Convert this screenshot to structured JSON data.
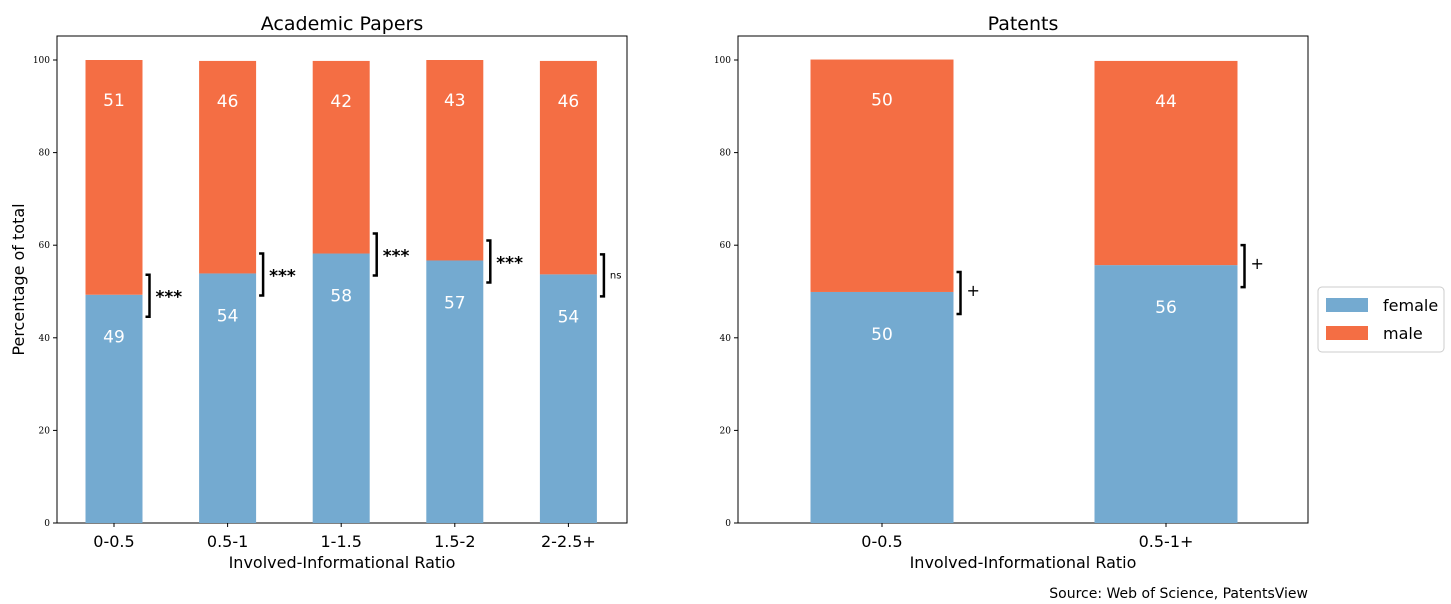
{
  "chart_data": [
    {
      "type": "bar",
      "stacked": true,
      "title": "Academic Papers",
      "xlabel": "Involved-Informational Ratio",
      "ylabel": "Percentage of total",
      "ylim": [
        0,
        100
      ],
      "yticks": [
        "0",
        "20",
        "40",
        "60",
        "80",
        "100"
      ],
      "categories": [
        "0-0.5",
        "0.5-1",
        "1-1.5",
        "1.5-2",
        "2-2.5+"
      ],
      "series": [
        {
          "name": "female",
          "values": [
            49,
            54,
            58,
            57,
            54
          ]
        },
        {
          "name": "male",
          "values": [
            51,
            46,
            42,
            43,
            46
          ]
        }
      ],
      "series_values_exact": {
        "female": [
          49.3,
          53.9,
          58.2,
          56.7,
          53.7
        ],
        "male": [
          50.7,
          45.9,
          41.6,
          43.3,
          46.1
        ]
      },
      "significance": [
        "***",
        "***",
        "***",
        "***",
        "ns"
      ],
      "grid": false
    },
    {
      "type": "bar",
      "stacked": true,
      "title": "Patents",
      "xlabel": "Involved-Informational Ratio",
      "ylabel": "",
      "ylim": [
        0,
        100
      ],
      "yticks": [
        "0",
        "20",
        "40",
        "60",
        "80",
        "100"
      ],
      "categories": [
        "0-0.5",
        "0.5-1+"
      ],
      "series": [
        {
          "name": "female",
          "values": [
            50,
            56
          ]
        },
        {
          "name": "male",
          "values": [
            50,
            44
          ]
        }
      ],
      "series_values_exact": {
        "female": [
          49.9,
          55.7
        ],
        "male": [
          50.2,
          44.1
        ]
      },
      "significance": [
        "+",
        "+"
      ],
      "grid": false
    }
  ],
  "legend": {
    "placement": "right",
    "items": [
      {
        "label": "female",
        "color": "#74aad0"
      },
      {
        "label": "male",
        "color": "#f46e44"
      }
    ]
  },
  "source": "Source: Web of Science, PatentsView",
  "colors": {
    "female": "#74aad0",
    "male": "#f46e44"
  }
}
....
Objective: Repeat the records in full, exactly as they appear, without the pictures.

Full solution:
Convert this screenshot to structured JSON data.
{
  "chart_data": [
    {
      "type": "bar",
      "stacked": true,
      "title": "Academic Papers",
      "xlabel": "Involved-Informational Ratio",
      "ylabel": "Percentage of total",
      "ylim": [
        0,
        100
      ],
      "yticks": [
        "0",
        "20",
        "40",
        "60",
        "80",
        "100"
      ],
      "categories": [
        "0-0.5",
        "0.5-1",
        "1-1.5",
        "1.5-2",
        "2-2.5+"
      ],
      "series": [
        {
          "name": "female",
          "values": [
            49,
            54,
            58,
            57,
            54
          ]
        },
        {
          "name": "male",
          "values": [
            51,
            46,
            42,
            43,
            46
          ]
        }
      ],
      "series_values_exact": {
        "female": [
          49.3,
          53.9,
          58.2,
          56.7,
          53.7
        ],
        "male": [
          50.7,
          45.9,
          41.6,
          43.3,
          46.1
        ]
      },
      "significance": [
        "***",
        "***",
        "***",
        "***",
        "ns"
      ],
      "grid": false
    },
    {
      "type": "bar",
      "stacked": true,
      "title": "Patents",
      "xlabel": "Involved-Informational Ratio",
      "ylabel": "",
      "ylim": [
        0,
        100
      ],
      "yticks": [
        "0",
        "20",
        "40",
        "60",
        "80",
        "100"
      ],
      "categories": [
        "0-0.5",
        "0.5-1+"
      ],
      "series": [
        {
          "name": "female",
          "values": [
            50,
            56
          ]
        },
        {
          "name": "male",
          "values": [
            50,
            44
          ]
        }
      ],
      "series_values_exact": {
        "female": [
          49.9,
          55.7
        ],
        "male": [
          50.2,
          44.1
        ]
      },
      "significance": [
        "+",
        "+"
      ],
      "grid": false
    }
  ],
  "legend": {
    "placement": "right",
    "items": [
      {
        "label": "female",
        "color": "#74aad0"
      },
      {
        "label": "male",
        "color": "#f46e44"
      }
    ]
  },
  "source": "Source: Web of Science, PatentsView",
  "colors": {
    "female": "#74aad0",
    "male": "#f46e44"
  }
}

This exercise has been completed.